[Stored data entries]
.....

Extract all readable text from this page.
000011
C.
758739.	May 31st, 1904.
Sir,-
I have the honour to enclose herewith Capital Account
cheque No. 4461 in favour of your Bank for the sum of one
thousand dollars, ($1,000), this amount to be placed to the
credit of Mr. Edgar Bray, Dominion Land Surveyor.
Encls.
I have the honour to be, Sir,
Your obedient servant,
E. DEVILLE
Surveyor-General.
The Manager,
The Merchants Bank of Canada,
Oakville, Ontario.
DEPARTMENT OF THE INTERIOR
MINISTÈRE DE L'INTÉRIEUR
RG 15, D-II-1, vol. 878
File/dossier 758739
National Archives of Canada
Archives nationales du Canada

.....

WHAT NEEDS TO BE DONE | Count how many lines of the listing above include "honour" and report that number alone.

SOLUTION TO THIS TASK | 2